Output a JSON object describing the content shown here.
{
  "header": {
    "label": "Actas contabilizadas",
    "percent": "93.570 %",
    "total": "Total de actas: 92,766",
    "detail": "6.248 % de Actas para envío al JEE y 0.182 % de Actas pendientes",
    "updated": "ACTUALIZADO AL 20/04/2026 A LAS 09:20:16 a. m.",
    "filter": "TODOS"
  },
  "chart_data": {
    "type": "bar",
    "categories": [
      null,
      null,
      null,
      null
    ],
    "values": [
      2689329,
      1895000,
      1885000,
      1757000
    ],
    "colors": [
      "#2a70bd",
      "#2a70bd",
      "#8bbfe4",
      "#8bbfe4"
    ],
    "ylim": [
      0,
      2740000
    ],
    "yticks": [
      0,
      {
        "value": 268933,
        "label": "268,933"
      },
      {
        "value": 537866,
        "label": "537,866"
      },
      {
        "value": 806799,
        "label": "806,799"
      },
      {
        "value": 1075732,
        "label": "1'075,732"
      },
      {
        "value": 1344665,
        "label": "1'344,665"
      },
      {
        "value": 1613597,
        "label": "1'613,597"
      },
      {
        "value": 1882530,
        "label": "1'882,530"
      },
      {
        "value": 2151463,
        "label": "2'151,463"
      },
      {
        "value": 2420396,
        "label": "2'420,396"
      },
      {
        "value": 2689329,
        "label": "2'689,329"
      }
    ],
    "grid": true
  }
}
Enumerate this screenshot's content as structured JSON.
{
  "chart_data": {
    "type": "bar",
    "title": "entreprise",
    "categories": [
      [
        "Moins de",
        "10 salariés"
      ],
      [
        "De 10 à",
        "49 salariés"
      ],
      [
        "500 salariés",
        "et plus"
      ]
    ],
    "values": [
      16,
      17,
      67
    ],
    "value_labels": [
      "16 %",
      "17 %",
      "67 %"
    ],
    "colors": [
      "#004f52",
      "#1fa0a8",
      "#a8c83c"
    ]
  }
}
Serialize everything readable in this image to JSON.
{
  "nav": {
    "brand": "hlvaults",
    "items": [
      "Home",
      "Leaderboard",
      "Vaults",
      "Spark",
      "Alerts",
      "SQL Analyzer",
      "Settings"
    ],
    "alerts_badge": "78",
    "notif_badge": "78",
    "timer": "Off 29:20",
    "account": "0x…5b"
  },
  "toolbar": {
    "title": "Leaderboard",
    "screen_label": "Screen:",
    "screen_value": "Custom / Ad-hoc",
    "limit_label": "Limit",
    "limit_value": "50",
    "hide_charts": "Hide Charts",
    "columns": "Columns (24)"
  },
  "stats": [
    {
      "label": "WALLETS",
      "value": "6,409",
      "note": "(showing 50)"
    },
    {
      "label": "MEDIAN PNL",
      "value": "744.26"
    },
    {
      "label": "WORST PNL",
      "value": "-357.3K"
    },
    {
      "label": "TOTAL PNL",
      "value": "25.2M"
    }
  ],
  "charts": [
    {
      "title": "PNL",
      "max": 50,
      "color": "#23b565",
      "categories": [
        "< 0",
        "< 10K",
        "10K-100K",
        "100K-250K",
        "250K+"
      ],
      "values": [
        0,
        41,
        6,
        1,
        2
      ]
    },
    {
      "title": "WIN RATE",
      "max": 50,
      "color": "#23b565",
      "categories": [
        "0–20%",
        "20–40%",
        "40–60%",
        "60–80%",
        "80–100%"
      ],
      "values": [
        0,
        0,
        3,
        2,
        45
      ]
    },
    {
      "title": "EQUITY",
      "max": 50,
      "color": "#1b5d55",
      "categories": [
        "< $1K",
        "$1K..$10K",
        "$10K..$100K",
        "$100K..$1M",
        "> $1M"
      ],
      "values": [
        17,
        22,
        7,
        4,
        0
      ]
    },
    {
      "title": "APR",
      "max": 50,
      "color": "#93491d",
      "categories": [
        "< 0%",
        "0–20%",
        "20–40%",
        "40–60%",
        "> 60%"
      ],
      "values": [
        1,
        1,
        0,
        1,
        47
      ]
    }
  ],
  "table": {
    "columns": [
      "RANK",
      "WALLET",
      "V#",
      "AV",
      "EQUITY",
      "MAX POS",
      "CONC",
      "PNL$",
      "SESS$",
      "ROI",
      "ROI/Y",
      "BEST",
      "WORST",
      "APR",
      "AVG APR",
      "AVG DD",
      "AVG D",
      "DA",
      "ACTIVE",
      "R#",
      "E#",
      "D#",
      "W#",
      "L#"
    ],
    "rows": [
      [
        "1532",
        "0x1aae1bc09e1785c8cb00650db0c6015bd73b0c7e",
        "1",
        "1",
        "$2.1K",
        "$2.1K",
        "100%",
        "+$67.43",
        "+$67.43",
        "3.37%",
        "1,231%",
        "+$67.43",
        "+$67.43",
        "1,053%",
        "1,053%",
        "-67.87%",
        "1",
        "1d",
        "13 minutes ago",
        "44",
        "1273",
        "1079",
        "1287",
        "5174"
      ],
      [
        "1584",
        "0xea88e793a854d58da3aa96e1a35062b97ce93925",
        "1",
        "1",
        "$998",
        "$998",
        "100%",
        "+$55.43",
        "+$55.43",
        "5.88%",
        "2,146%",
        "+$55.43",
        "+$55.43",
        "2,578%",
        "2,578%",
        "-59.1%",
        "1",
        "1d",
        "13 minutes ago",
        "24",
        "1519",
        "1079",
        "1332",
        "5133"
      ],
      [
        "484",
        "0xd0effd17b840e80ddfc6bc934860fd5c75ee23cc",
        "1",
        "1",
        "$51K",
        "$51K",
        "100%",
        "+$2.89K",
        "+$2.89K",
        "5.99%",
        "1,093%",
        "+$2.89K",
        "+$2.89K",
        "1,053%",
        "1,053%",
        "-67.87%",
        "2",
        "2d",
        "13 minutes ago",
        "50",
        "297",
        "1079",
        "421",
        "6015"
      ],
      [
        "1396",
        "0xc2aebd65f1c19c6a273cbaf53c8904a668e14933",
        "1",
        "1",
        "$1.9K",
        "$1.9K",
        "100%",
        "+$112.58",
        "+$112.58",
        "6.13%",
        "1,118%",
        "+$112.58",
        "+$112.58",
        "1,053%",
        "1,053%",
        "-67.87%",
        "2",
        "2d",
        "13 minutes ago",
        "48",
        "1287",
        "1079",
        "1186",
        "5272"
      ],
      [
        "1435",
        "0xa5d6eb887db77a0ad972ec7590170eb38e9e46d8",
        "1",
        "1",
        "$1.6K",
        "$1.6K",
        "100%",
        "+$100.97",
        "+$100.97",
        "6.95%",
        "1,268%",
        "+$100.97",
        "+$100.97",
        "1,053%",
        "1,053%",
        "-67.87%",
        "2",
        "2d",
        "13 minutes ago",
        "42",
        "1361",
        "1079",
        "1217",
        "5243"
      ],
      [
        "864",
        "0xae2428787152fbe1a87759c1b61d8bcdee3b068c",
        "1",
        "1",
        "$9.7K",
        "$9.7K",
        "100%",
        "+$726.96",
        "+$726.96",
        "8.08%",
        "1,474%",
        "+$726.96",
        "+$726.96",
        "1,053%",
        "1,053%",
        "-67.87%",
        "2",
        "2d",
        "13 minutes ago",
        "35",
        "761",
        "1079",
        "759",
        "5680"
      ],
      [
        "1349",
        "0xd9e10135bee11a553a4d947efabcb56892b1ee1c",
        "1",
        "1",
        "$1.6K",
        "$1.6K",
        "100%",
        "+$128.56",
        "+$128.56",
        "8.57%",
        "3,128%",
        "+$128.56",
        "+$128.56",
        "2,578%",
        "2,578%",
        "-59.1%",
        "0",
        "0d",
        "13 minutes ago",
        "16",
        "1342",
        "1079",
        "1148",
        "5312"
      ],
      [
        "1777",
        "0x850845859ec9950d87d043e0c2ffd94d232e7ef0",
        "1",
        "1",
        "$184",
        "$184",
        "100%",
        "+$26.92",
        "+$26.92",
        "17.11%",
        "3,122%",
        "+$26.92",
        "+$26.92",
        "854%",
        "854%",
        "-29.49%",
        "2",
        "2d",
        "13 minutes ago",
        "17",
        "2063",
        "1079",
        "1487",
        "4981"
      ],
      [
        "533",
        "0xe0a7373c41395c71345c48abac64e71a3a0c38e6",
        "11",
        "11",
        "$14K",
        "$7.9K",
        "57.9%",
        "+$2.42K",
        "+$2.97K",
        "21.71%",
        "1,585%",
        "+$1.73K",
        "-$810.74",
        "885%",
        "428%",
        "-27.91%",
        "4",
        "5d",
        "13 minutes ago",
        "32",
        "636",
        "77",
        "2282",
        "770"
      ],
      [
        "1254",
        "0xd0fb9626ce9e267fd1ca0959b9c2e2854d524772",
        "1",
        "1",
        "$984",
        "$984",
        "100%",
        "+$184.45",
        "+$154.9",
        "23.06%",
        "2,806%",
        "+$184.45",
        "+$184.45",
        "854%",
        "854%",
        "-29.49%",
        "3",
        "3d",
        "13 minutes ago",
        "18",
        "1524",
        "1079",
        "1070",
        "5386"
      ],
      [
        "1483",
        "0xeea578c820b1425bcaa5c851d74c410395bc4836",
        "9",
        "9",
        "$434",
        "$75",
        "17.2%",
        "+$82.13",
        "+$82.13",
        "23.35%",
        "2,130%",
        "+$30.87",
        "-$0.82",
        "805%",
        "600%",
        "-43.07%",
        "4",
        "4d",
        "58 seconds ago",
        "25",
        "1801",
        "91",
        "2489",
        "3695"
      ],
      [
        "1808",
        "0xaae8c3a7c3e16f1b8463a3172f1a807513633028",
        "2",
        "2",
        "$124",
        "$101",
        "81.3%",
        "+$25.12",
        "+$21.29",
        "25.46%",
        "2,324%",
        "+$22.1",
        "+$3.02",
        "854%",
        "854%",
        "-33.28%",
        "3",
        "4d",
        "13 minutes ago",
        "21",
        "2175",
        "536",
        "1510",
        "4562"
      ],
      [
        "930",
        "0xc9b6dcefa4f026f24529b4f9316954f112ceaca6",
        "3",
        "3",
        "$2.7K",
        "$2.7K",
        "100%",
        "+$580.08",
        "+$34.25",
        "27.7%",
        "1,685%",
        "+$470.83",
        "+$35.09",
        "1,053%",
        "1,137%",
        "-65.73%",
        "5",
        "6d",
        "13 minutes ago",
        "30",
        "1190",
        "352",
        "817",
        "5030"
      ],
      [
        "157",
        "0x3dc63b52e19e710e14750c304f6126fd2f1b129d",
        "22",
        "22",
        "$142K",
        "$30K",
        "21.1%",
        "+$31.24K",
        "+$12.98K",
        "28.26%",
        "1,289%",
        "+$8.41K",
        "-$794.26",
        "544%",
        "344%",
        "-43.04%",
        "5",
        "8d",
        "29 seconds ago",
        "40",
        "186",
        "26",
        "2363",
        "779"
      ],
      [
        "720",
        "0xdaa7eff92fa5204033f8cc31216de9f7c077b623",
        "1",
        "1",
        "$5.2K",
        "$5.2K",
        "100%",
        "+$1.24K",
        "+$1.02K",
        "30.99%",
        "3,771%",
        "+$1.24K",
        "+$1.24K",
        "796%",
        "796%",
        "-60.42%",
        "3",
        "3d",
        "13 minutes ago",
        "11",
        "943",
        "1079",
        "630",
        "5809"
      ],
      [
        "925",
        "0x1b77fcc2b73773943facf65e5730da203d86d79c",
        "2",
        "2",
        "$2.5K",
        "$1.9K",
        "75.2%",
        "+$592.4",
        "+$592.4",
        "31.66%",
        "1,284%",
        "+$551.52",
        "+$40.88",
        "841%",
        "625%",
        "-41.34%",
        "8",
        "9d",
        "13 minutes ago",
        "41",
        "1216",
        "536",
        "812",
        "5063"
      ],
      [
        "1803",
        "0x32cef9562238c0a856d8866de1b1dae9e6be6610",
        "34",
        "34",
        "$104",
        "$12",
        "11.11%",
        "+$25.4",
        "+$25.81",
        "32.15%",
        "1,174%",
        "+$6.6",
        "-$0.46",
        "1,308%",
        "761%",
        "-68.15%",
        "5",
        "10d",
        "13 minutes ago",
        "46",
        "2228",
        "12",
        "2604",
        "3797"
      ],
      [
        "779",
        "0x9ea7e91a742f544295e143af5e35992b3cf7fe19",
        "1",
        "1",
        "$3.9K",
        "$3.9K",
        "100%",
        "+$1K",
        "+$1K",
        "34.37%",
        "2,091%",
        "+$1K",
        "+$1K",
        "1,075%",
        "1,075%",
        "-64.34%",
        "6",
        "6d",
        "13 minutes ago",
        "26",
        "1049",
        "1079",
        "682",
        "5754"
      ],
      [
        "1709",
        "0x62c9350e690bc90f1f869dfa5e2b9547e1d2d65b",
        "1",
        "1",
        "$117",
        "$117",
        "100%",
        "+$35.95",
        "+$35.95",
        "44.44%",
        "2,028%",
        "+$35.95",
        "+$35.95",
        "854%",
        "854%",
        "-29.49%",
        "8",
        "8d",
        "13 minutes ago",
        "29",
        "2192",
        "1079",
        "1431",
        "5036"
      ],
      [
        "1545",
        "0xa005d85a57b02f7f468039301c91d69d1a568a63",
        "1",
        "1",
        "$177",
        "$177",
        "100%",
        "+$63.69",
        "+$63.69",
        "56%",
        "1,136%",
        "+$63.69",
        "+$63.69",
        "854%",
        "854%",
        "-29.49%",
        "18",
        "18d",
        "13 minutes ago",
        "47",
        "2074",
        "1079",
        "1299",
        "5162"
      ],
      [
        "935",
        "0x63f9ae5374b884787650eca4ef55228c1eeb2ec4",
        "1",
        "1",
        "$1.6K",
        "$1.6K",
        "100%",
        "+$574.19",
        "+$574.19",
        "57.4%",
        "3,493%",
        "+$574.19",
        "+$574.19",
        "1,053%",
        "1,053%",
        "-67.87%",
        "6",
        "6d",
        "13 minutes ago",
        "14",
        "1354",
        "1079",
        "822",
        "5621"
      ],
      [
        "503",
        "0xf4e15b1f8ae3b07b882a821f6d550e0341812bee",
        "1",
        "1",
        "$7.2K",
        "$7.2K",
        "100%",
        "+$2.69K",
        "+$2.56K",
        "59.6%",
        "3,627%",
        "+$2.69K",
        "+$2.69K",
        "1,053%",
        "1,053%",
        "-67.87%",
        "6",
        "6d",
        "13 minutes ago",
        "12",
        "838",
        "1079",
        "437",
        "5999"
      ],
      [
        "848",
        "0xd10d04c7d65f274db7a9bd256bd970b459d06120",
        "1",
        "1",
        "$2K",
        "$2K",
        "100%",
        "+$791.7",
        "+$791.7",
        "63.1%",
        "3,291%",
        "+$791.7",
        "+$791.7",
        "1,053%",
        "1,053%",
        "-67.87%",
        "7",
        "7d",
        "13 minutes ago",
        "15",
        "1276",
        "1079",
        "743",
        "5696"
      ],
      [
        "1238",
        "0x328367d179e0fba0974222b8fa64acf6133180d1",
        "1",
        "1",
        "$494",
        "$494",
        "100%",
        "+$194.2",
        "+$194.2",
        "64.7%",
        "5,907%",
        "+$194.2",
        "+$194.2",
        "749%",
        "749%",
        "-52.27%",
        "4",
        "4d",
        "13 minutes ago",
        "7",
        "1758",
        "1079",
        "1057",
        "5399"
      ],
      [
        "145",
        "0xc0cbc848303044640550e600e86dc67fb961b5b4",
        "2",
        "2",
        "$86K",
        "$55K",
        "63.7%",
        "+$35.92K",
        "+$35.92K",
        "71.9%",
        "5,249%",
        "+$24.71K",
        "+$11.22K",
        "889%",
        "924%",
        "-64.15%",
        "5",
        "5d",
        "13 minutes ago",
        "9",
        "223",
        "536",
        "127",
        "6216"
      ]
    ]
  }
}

WHAT THE EXERCISE ASKS:
Some lines of the data may hold the word "salariés". Say how many do, with nothing else.

RESULT BELOW:
3